Bakın, biz bunu daha önce 14–28 Mayıs seçimlerinde deprem bölgesinde şahit olduk. Sırf kendi cumhurbaşkanı adaylarına oy vermediler diye, depremzedelerimize günlerce etmediklerini bırakmadılar: gece vakti misafirhanelerden kovmaktan, sosyal medyadaki edepsizliklere kadar her türlü vicdansızlığı ve her türlü hoyratlığı sergilediler.
Bugün de aslında aynı şey tekerrür ediyor. CHP, zihin kodlarındaki faşizmi ve elitizmi dışa vuruyor. CHP’nin saklamaya çalıştığı gizli yüzü, niyeti, fikri ve zikri deşifre oluyor.
====
__Görevler__.
A - Metinde “deşifre oluyor” diye biten cümlede CHP’ye ait olup deşifre olduğu söylenen her şeyi sırala.
B - Metnin "Bakın, biz bunu" ile başlayıp "türlü hoyratlığı sergilediler." ile biten kısmını hiç değiştirmeden yazdır.

__Ham Veri__.
====
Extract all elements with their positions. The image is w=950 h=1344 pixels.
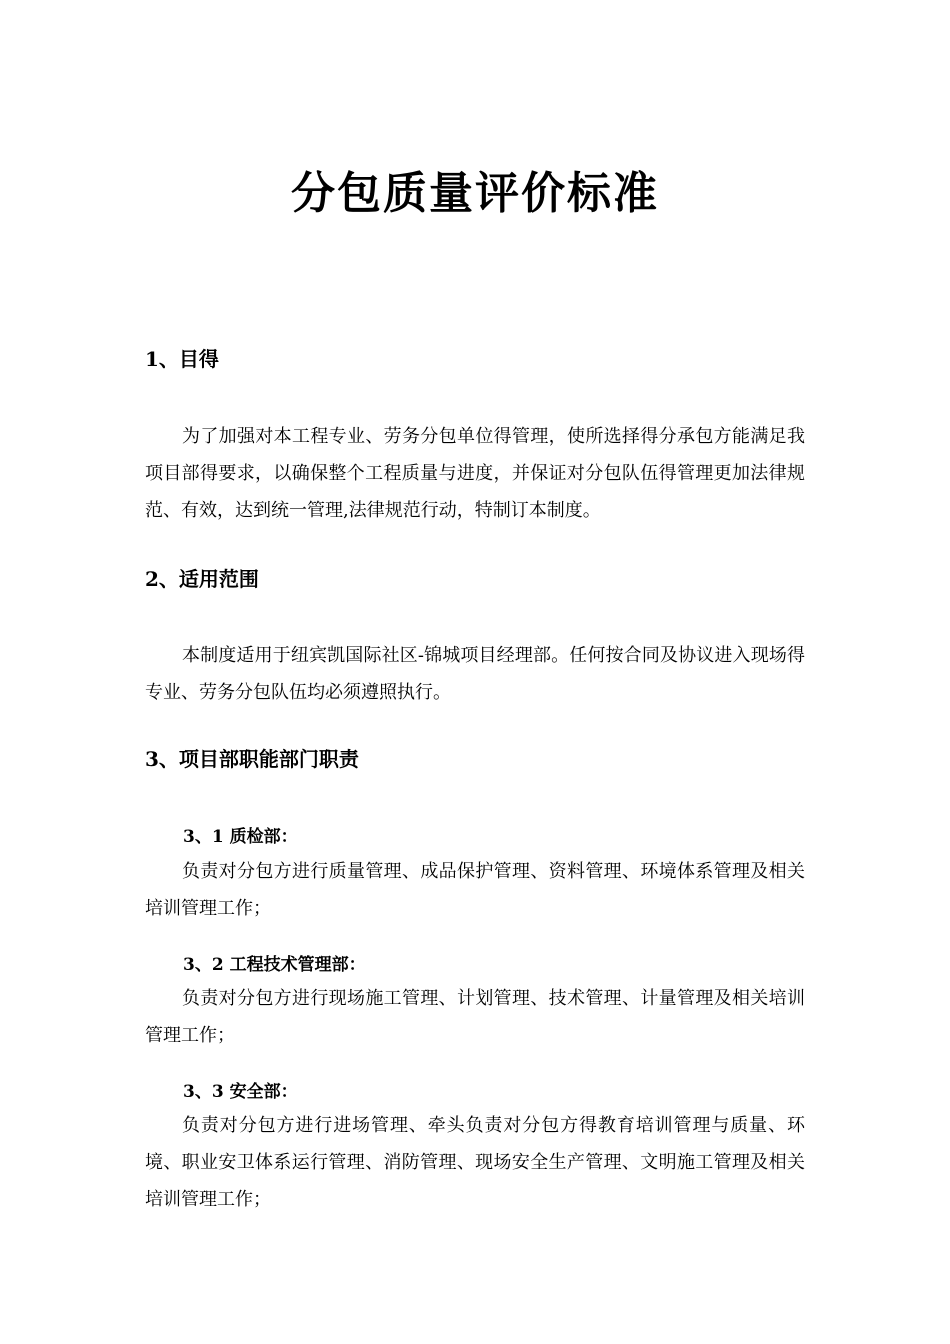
====
__Görev Yanıtları__.
A - gizli yüzü, niyeti, fikri, zikri

B -
Bakın, biz bunu daha önce 14–28 Mayıs seçimlerinde deprem bölgesinde şahit olduk. Sırf kendi cumhurbaşkanı adaylarına oy vermediler diye, depremzedelerimize günlerce etmediklerini bırakmadılar: gece vakti misafirhanelerden kovmaktan, sosyal medyadaki edepsizliklere kadar her türlü vicdansızlığı ve her türlü hoyratlığı sergilediler.